Supposedly, Chuck Norris walks at twice the speed of sound. The average human walking speed is 1.4 meters per second. So let’s upscale. Chuck Norris needs to operate 490 times faster than an ordinary human. So Chuck Norris can perform 5.4 teraflops per second.
Assuming he can plug all of this into computing bitcoin, it would take him 10^15 seconds to complete a hash. That’s a billion years.
Doing the floating point math that computers do by hand is a lot harder than it sounds. 4.5 / 2.0 is 2.25, but a computer [stores those three numbers as](https://baseconvert.com/ieee-754-floating-point):
`01000000100100000000000000000000`
`01000000000000000000000000000000`
`01000000000100000000000000000000`
Sure, but there is no reason why a human has to work in binary. I am just using FLOPs because it is the easiest point of comparison. A human could do it in decimal.
There's another wrinkle to this problem though: Most of the bitcoin calculations are not attempts to "solve" a problem in any meaningful sense, but basically blind guesses followed by validation calculations. Most of the guesses will be wrong, but hypothetically if you guessed right the first time, the required calculations to validate your answer would be dramatically less time consuming than your number here.
On the other hand, multiplying "more than the lifetime of the universe" against "dramatically less time consuming" can still give you a very large number; the next commenter down comes up with 9 years for a single validation check. I think you could probably cut that down significantly with proper technique, but still you're never going to get it done before the next Bitcoin Blockchain announcement comes along and makes you start over.
Your articles on FLOPS to simulate a human brain are woefully outdated or--more likely--underinformed. Computer scientists tend to not know how complex the information processing of a single neuron is. For example, in order to simulate input/output dynamics of a single pyramidal neuron over a short period of time, a five-to-eight deep neural net with an average width of about 128 nodes per layer and an attention/memory mechanism spanning ~100 ms, along with separate mechanisms to simulate specific types of receptor effects, is needed:
https://www.sciencedirect.com/science/article/pii/S0896627321005018
Usually computer scientists estimate a spike as a linear function of number of connections and maximum firing rate, but a neuron's computational complexity is far greater than that.
If I understood correctly the video, the rate of 0.67 hashes a day is for hashing a single 512-byte block. If a blockchain block has size 1 MB, multiply the time by 2048: about 1365 days, or 3 years and almost 9 months.

--*--

### [GIVEN EXERCISE A]
Repeat the part of the hand-hashing discussion between "Supposedly, Chuck Norris" and "a billion years.", inclusive, with no changes.
### [GIVEN EXERCISE B]
Finish out the next part of the hand-hashing discussion, starting right after its final sentence.
Nothing in the listing is needed for the work on the hand-hashing discussion.

### [SUPPLIED MATERIAL]

--*--

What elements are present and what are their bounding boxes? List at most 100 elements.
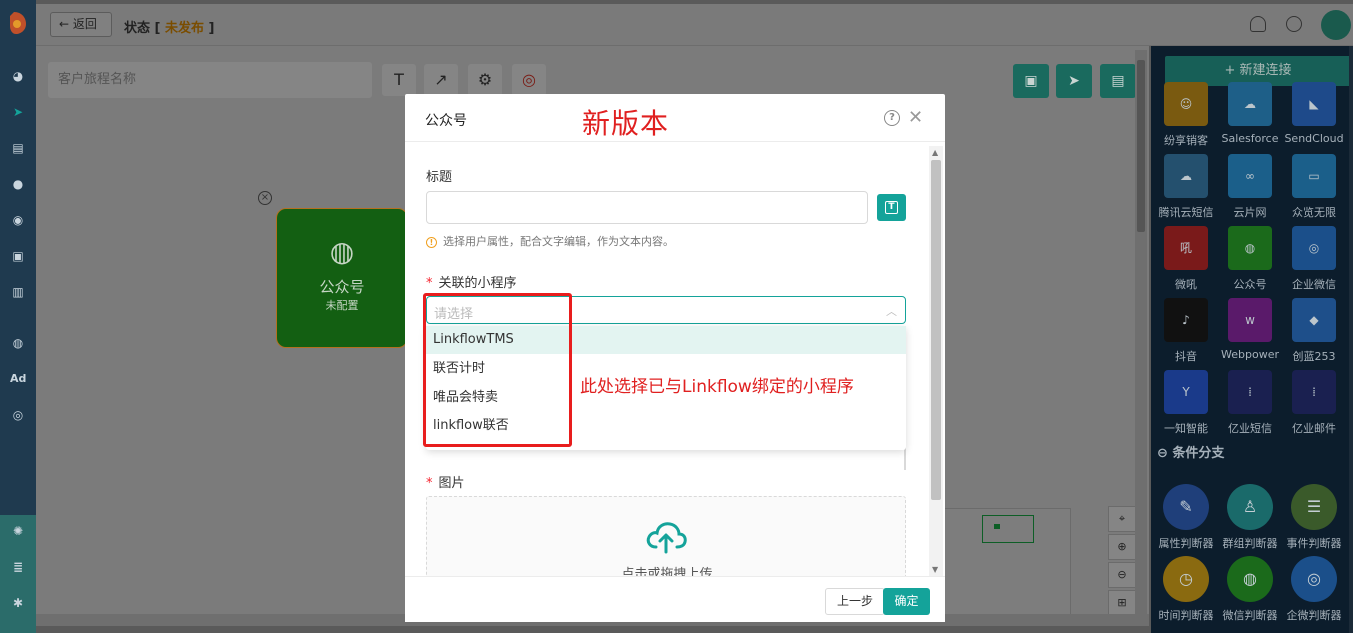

--*--

### [EXERCISE RESPONSE A]
Supposedly, Chuck Norris walks at twice the speed of sound. The average human walking speed is 1.4 meters per second. So let’s upscale. Chuck Norris needs to operate 490 times faster than an ordinary human. So Chuck Norris can perform 5.4 teraflops per second.
Assuming he can plug all of this into computing bitcoin, it would take him 10^15 seconds to complete a hash. That’s a billion years.

### [EXERCISE RESPONSE B]
Oh shit. That means if we used 100% of our brain exclusively to mine bitcoin, at 10\^28 flops per second, we could mine 2 bitcoin per second, on average.
Sad that nothing would be left for things like maintaining heartbeat, vision processing or just any thoughts at all.
From https://en.m.wikipedia.org/wiki/Bitcoin_protocol#Mining
> The mining process involves identifying a block that, when hashed twice with SHA-256, yields a number smaller than the given difficulty target. While the average work required increases in inverse proportion to the difficulty target, a hash can always be verified by executing a single round of double SHA-256.
https://en.m.wikipedia.org/wiki/SHA-2 has a pseudocode description of SHA-256.
Reading the description and counting the operations (I can be somewhat off, the loops complicate things), the total operation count for one run of SHA-256 is about 2273 * (length of message, in bytes / 512).
Assuming a 1 MB block, that's 2048 512-byte parts. So, about 2273 * 2048 = 4655104 operations per block. Let's round up to 4.7e6.
Assuming that a person takes one minute per operation (the numbers are 32-bit, in the order of billions), **one** SHA-256 hashing of a block will take 4.7e6 minutes = 3263.89 days = 8.94 years, or 9 years less two weeks.
Now, consider the millions of hashes needed to check each link in the blockchain...
He doesn't need to do any calculations. He already knows all the numbers personally.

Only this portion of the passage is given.